#### DESCRIPTION OF THE TASK:
Find each line with the string "suspensie" and copy it.

#### RECORD LIST:
++++++++++

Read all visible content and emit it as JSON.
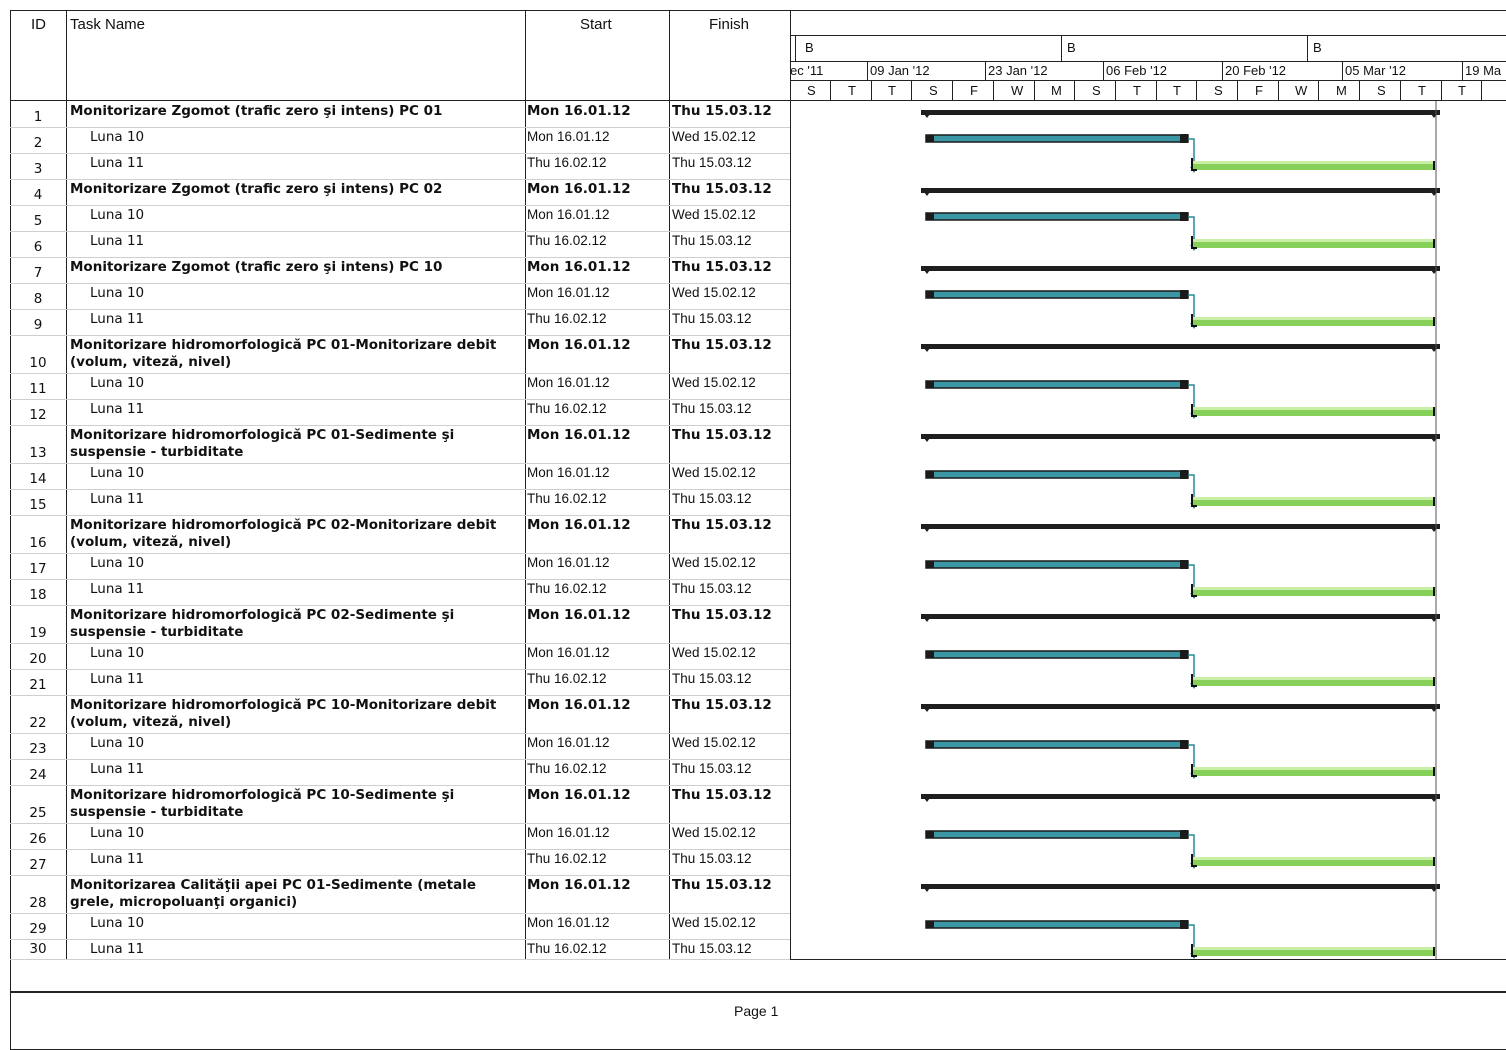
{
  "headers": {
    "id": "ID",
    "task": "Task Name",
    "start": "Start",
    "finish": "Finish"
  },
  "timescale": {
    "top": [
      "B",
      "B",
      "B"
    ],
    "mid": [
      "ec '11",
      "09 Jan '12",
      "23 Jan '12",
      "06 Feb '12",
      "20 Feb '12",
      "05 Mar '12",
      "19 Ma"
    ],
    "days": [
      "S",
      "T",
      "T",
      "S",
      "F",
      "W",
      "M",
      "S",
      "T",
      "T",
      "S",
      "F",
      "W",
      "M",
      "S",
      "T",
      "T"
    ]
  },
  "tasks": [
    {
      "id": "1",
      "name": "Monitorizare Zgomot (trafic zero şi intens) PC 01",
      "start": "Mon 16.01.12",
      "finish": "Thu 15.03.12",
      "summary": true
    },
    {
      "id": "2",
      "name": "Luna 10",
      "start": "Mon 16.01.12",
      "finish": "Wed 15.02.12",
      "summary": false
    },
    {
      "id": "3",
      "name": "Luna 11",
      "start": "Thu 16.02.12",
      "finish": "Thu 15.03.12",
      "summary": false
    },
    {
      "id": "4",
      "name": "Monitorizare Zgomot (trafic zero şi intens) PC 02",
      "start": "Mon 16.01.12",
      "finish": "Thu 15.03.12",
      "summary": true
    },
    {
      "id": "5",
      "name": "Luna 10",
      "start": "Mon 16.01.12",
      "finish": "Wed 15.02.12",
      "summary": false
    },
    {
      "id": "6",
      "name": "Luna 11",
      "start": "Thu 16.02.12",
      "finish": "Thu 15.03.12",
      "summary": false
    },
    {
      "id": "7",
      "name": "Monitorizare Zgomot (trafic zero şi intens) PC 10",
      "start": "Mon 16.01.12",
      "finish": "Thu 15.03.12",
      "summary": true
    },
    {
      "id": "8",
      "name": "Luna 10",
      "start": "Mon 16.01.12",
      "finish": "Wed 15.02.12",
      "summary": false
    },
    {
      "id": "9",
      "name": "Luna 11",
      "start": "Thu 16.02.12",
      "finish": "Thu 15.03.12",
      "summary": false
    },
    {
      "id": "10",
      "name": "Monitorizare hidromorfologică PC 01-Monitorizare debit (volum, viteză, nivel)",
      "start": "Mon 16.01.12",
      "finish": "Thu 15.03.12",
      "summary": true
    },
    {
      "id": "11",
      "name": "Luna 10",
      "start": "Mon 16.01.12",
      "finish": "Wed 15.02.12",
      "summary": false
    },
    {
      "id": "12",
      "name": "Luna 11",
      "start": "Thu 16.02.12",
      "finish": "Thu 15.03.12",
      "summary": false
    },
    {
      "id": "13",
      "name": "Monitorizare hidromorfologică PC 01-Sedimente şi suspensie - turbiditate",
      "start": "Mon 16.01.12",
      "finish": "Thu 15.03.12",
      "summary": true
    },
    {
      "id": "14",
      "name": "Luna 10",
      "start": "Mon 16.01.12",
      "finish": "Wed 15.02.12",
      "summary": false
    },
    {
      "id": "15",
      "name": "Luna 11",
      "start": "Thu 16.02.12",
      "finish": "Thu 15.03.12",
      "summary": false
    },
    {
      "id": "16",
      "name": "Monitorizare hidromorfologică PC 02-Monitorizare debit (volum, viteză, nivel)",
      "start": "Mon 16.01.12",
      "finish": "Thu 15.03.12",
      "summary": true
    },
    {
      "id": "17",
      "name": "Luna 10",
      "start": "Mon 16.01.12",
      "finish": "Wed 15.02.12",
      "summary": false
    },
    {
      "id": "18",
      "name": "Luna 11",
      "start": "Thu 16.02.12",
      "finish": "Thu 15.03.12",
      "summary": false
    },
    {
      "id": "19",
      "name": "Monitorizare hidromorfologică PC 02-Sedimente şi suspensie - turbiditate",
      "start": "Mon 16.01.12",
      "finish": "Thu 15.03.12",
      "summary": true
    },
    {
      "id": "20",
      "name": "Luna 10",
      "start": "Mon 16.01.12",
      "finish": "Wed 15.02.12",
      "summary": false
    },
    {
      "id": "21",
      "name": "Luna 11",
      "start": "Thu 16.02.12",
      "finish": "Thu 15.03.12",
      "summary": false
    },
    {
      "id": "22",
      "name": "Monitorizare hidromorfologică PC 10-Monitorizare debit (volum, viteză, nivel)",
      "start": "Mon 16.01.12",
      "finish": "Thu 15.03.12",
      "summary": true
    },
    {
      "id": "23",
      "name": "Luna 10",
      "start": "Mon 16.01.12",
      "finish": "Wed 15.02.12",
      "summary": false
    },
    {
      "id": "24",
      "name": "Luna 11",
      "start": "Thu 16.02.12",
      "finish": "Thu 15.03.12",
      "summary": false
    },
    {
      "id": "25",
      "name": "Monitorizare hidromorfologică PC 10-Sedimente şi suspensie - turbiditate",
      "start": "Mon 16.01.12",
      "finish": "Thu 15.03.12",
      "summary": true
    },
    {
      "id": "26",
      "name": "Luna 10",
      "start": "Mon 16.01.12",
      "finish": "Wed 15.02.12",
      "summary": false
    },
    {
      "id": "27",
      "name": "Luna 11",
      "start": "Thu 16.02.12",
      "finish": "Thu 15.03.12",
      "summary": false
    },
    {
      "id": "28",
      "name": "Monitorizarea Calităţii apei PC 01-Sedimente (metale grele, micropoluanţi organici)",
      "start": "Mon 16.01.12",
      "finish": "Thu 15.03.12",
      "summary": true
    },
    {
      "id": "29",
      "name": "Luna 10",
      "start": "Mon 16.01.12",
      "finish": "Wed 15.02.12",
      "summary": false
    },
    {
      "id": "30",
      "name": "Luna 11",
      "start": "Thu 16.02.12",
      "finish": "Thu 15.03.12",
      "summary": false
    }
  ],
  "footer": {
    "page": "Page 1"
  }
}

++++++++++

#### ANSWER TO THIS EXERCISE:
      "name": "Monitorizare hidromorfologică PC 01-Sedimente şi suspensie - turbiditate",
      "name": "Monitorizare hidromorfologică PC 02-Sedimente şi suspensie - turbiditate",
      "name": "Monitorizare hidromorfologică PC 10-Sedimente şi suspensie - turbiditate",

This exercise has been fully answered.